## Work to do
Could you write out the records below exactly as they appear, leaving out any pictures?

[Start of Data listing]

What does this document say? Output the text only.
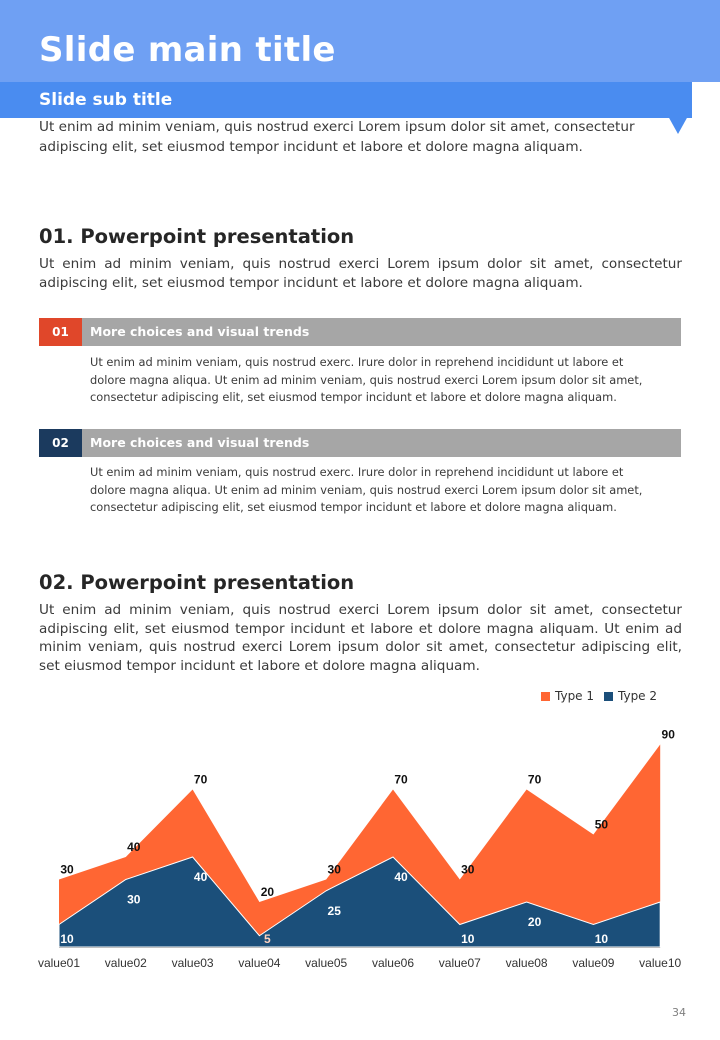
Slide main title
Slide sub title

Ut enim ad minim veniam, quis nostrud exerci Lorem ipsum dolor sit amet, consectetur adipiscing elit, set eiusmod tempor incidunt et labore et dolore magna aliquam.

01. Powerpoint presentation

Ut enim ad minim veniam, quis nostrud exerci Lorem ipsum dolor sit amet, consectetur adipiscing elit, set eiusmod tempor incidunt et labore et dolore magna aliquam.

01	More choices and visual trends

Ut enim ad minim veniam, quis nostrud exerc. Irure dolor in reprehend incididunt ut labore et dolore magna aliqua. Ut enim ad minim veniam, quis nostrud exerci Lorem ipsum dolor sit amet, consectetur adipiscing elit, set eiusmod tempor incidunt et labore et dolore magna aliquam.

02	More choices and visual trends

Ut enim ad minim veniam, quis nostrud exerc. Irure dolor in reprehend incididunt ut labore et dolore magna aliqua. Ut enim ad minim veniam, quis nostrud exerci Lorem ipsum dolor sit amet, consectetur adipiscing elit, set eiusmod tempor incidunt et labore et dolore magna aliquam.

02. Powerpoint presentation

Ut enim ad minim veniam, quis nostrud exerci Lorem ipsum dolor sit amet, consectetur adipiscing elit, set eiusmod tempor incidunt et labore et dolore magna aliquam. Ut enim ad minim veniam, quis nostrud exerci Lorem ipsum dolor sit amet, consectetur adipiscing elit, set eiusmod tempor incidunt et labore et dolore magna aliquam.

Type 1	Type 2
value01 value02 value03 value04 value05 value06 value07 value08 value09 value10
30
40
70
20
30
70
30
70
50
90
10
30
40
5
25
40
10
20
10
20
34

[End of Data listing]

## Problem solution
What does this document say? Output the text only.
Slide main title
Slide sub title

Ut enim ad minim veniam, quis nostrud exerci Lorem ipsum dolor sit amet, consectetur adipiscing elit, set eiusmod tempor incidunt et labore et dolore magna aliquam.

01. Powerpoint presentation

Ut enim ad minim veniam, quis nostrud exerci Lorem ipsum dolor sit amet, consectetur adipiscing elit, set eiusmod tempor incidunt et labore et dolore magna aliquam.

01	More choices and visual trends

Ut enim ad minim veniam, quis nostrud exerc. Irure dolor in reprehend incididunt ut labore et dolore magna aliqua. Ut enim ad minim veniam, quis nostrud exerci Lorem ipsum dolor sit amet, consectetur adipiscing elit, set eiusmod tempor incidunt et labore et dolore magna aliquam.

02	More choices and visual trends

Ut enim ad minim veniam, quis nostrud exerc. Irure dolor in reprehend incididunt ut labore et dolore magna aliqua. Ut enim ad minim veniam, quis nostrud exerci Lorem ipsum dolor sit amet, consectetur adipiscing elit, set eiusmod tempor incidunt et labore et dolore magna aliquam.

02. Powerpoint presentation

Ut enim ad minim veniam, quis nostrud exerci Lorem ipsum dolor sit amet, consectetur adipiscing elit, set eiusmod tempor incidunt et labore et dolore magna aliquam. Ut enim ad minim veniam, quis nostrud exerci Lorem ipsum dolor sit amet, consectetur adipiscing elit, set eiusmod tempor incidunt et labore et dolore magna aliquam.

Type 1	Type 2
value01 value02 value03 value04 value05 value06 value07 value08 value09 value10
30
40
70
20
30
70
30
70
50
90
10
30
40
5
25
40
10
20
10
20
34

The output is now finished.